Start Information provided
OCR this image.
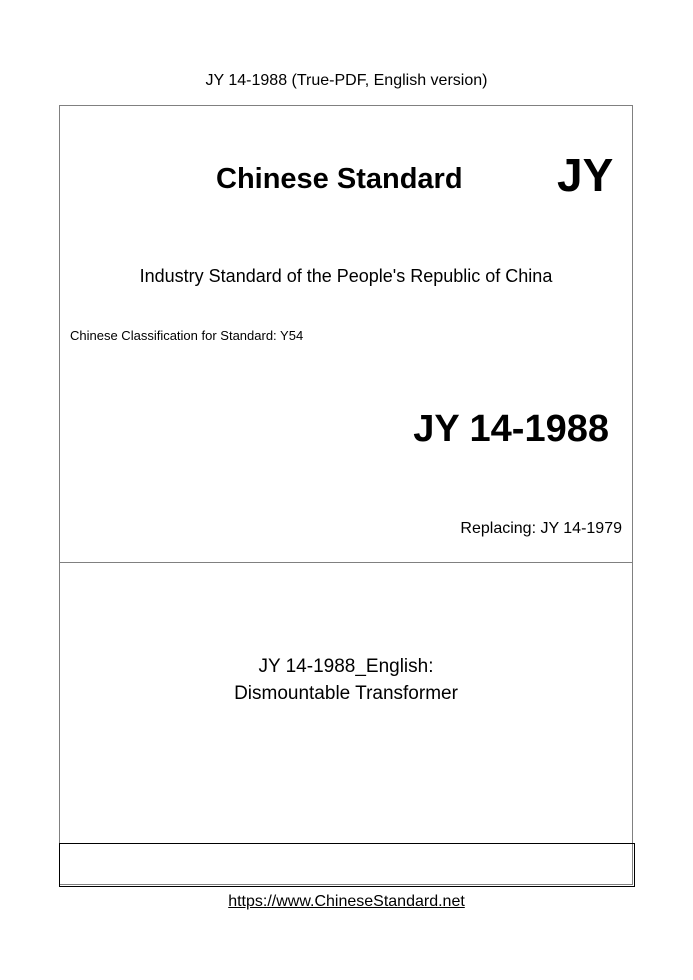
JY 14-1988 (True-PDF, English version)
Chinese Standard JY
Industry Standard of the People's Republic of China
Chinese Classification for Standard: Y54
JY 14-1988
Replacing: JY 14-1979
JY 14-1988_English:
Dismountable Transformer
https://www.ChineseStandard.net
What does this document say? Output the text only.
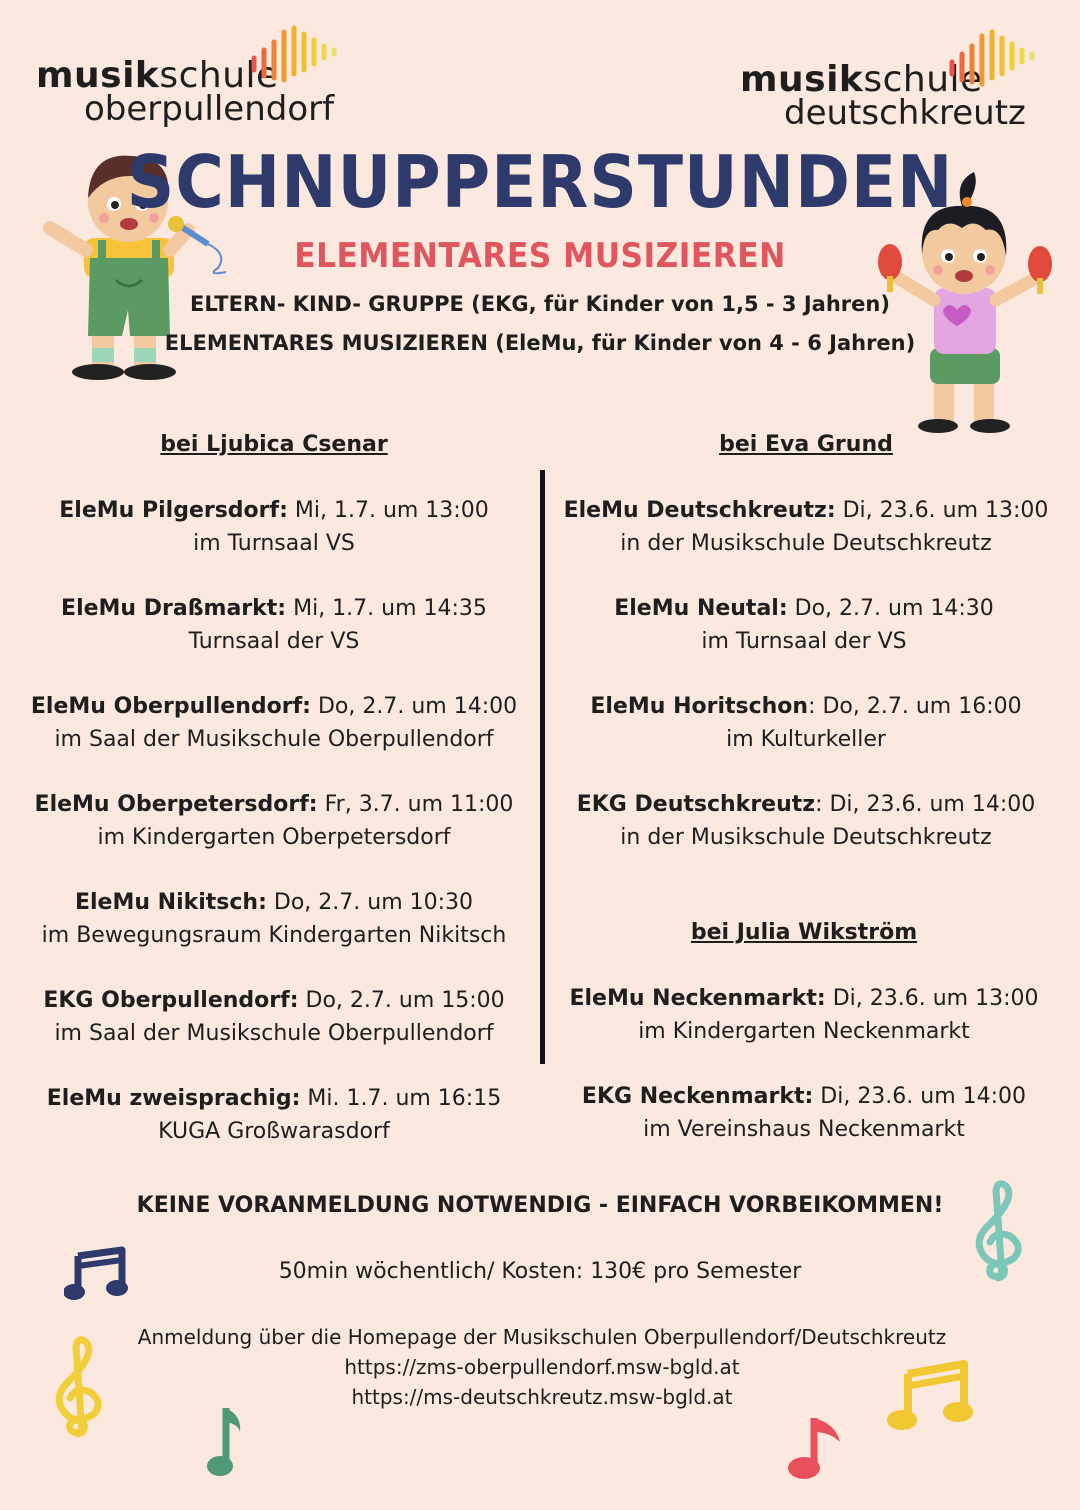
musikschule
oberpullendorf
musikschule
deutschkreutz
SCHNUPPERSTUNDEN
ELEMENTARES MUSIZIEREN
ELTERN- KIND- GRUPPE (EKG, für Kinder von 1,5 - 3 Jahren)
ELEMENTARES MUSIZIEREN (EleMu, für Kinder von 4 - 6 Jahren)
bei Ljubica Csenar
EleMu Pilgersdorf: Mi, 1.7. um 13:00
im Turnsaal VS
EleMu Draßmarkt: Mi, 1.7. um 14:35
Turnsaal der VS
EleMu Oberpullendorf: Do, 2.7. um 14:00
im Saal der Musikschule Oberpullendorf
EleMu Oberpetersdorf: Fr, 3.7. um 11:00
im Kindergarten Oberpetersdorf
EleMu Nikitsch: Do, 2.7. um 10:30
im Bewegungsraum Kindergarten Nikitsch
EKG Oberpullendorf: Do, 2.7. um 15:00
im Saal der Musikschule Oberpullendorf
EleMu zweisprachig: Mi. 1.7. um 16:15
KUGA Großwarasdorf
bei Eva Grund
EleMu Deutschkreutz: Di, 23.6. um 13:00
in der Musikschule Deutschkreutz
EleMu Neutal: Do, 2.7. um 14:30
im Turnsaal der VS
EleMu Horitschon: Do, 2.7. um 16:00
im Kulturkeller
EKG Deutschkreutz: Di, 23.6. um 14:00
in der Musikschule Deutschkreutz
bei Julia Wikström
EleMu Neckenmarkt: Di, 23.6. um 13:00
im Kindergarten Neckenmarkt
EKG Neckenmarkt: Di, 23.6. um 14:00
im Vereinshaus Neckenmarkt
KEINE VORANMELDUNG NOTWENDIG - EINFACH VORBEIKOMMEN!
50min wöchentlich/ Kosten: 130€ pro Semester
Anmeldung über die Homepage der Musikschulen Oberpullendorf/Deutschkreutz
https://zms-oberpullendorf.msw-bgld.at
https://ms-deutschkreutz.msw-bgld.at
End Information provided
Start Information provided
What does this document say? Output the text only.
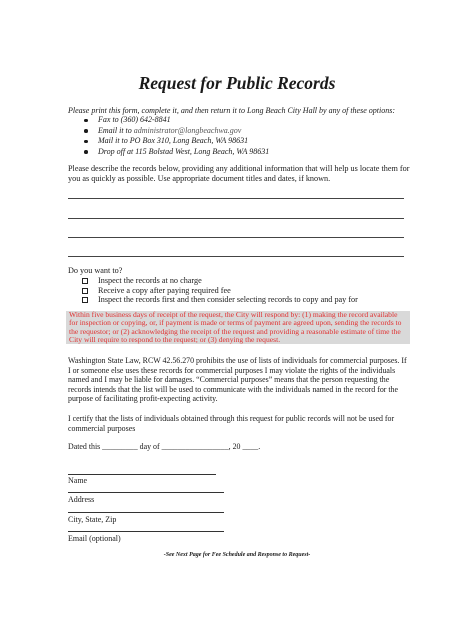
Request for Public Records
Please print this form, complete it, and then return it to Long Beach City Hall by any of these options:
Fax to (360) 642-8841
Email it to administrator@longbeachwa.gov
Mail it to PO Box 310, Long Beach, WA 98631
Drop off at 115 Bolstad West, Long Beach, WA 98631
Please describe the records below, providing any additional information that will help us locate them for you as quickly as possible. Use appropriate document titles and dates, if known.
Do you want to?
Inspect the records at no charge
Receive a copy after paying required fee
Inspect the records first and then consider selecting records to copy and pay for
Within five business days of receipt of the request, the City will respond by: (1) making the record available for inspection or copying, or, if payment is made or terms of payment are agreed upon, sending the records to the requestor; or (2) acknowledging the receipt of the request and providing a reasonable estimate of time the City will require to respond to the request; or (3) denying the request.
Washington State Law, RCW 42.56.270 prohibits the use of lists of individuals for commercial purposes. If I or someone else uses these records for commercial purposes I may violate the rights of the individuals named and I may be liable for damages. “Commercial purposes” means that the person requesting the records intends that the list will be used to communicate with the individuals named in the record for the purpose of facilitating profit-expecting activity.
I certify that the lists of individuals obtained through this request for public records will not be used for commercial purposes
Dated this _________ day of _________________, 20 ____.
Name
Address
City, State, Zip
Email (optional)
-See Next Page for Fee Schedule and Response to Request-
End Information provided
What to produce: In the records above, how many lines contain the string "ELEMENTARES"? State that number only.

Solved problem: 2